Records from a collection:
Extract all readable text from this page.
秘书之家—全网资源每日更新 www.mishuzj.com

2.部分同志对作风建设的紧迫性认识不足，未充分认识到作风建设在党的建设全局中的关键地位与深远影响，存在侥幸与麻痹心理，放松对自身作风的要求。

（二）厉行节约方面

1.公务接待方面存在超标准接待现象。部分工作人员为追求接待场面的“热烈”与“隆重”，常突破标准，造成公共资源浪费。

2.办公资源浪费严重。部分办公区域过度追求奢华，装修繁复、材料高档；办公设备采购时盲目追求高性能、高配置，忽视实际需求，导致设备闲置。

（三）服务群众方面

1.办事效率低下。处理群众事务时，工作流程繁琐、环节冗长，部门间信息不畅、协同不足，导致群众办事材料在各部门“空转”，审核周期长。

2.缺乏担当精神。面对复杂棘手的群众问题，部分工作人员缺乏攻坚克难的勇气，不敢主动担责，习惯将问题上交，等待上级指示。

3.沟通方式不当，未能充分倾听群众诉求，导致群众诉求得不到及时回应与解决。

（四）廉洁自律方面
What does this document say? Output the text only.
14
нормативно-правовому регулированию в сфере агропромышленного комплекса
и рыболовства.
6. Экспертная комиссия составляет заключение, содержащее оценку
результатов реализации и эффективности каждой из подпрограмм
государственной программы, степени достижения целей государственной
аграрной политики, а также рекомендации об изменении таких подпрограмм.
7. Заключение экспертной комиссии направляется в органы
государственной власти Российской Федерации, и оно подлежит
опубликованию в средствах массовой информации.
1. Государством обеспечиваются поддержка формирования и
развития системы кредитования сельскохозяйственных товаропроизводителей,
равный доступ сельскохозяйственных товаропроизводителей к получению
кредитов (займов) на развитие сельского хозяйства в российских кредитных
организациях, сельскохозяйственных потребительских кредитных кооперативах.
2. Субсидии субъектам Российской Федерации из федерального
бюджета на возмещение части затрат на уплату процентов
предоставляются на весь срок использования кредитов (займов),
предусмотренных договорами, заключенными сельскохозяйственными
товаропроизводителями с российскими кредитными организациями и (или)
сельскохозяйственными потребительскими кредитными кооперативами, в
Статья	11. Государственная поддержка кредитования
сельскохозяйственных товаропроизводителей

WHAT THE TASK REQUIRES –
Extract the listing in its entirety, matching it exactly.

THE ANSWER –
Extract all readable text from this page.
秘书之家—全网资源每日更新 www.mishuzj.com

2.部分同志对作风建设的紧迫性认识不足，未充分认识到作风建设在党的建设全局中的关键地位与深远影响，存在侥幸与麻痹心理，放松对自身作风的要求。

（二）厉行节约方面

1.公务接待方面存在超标准接待现象。部分工作人员为追求接待场面的“热烈”与“隆重”，常突破标准，造成公共资源浪费。

2.办公资源浪费严重。部分办公区域过度追求奢华，装修繁复、材料高档；办公设备采购时盲目追求高性能、高配置，忽视实际需求，导致设备闲置。

（三）服务群众方面

1.办事效率低下。处理群众事务时，工作流程繁琐、环节冗长，部门间信息不畅、协同不足，导致群众办事材料在各部门“空转”，审核周期长。

2.缺乏担当精神。面对复杂棘手的群众问题，部分工作人员缺乏攻坚克难的勇气，不敢主动担责，习惯将问题上交，等待上级指示。

3.沟通方式不当，未能充分倾听群众诉求，导致群众诉求得不到及时回应与解决。

（四）廉洁自律方面
What does this document say? Output the text only.
14
нормативно-правовому регулированию в сфере агропромышленного комплекса
и рыболовства.
6. Экспертная комиссия составляет заключение, содержащее оценку
результатов реализации и эффективности каждой из подпрограмм
государственной программы, степени достижения целей государственной
аграрной политики, а также рекомендации об изменении таких подпрограмм.
7. Заключение экспертной комиссии направляется в органы
государственной власти Российской Федерации, и оно подлежит
опубликованию в средствах массовой информации.
1. Государством обеспечиваются поддержка формирования и
развития системы кредитования сельскохозяйственных товаропроизводителей,
равный доступ сельскохозяйственных товаропроизводителей к получению
кредитов (займов) на развитие сельского хозяйства в российских кредитных
организациях, сельскохозяйственных потребительских кредитных кооперативах.
2. Субсидии субъектам Российской Федерации из федерального
бюджета на возмещение части затрат на уплату процентов
предоставляются на весь срок использования кредитов (займов),
предусмотренных договорами, заключенными сельскохозяйственными
товаропроизводителями с российскими кредитными организациями и (или)
сельскохозяйственными потребительскими кредитными кооперативами, в
Статья	11. Государственная поддержка кредитования
сельскохозяйственных товаропроизводителей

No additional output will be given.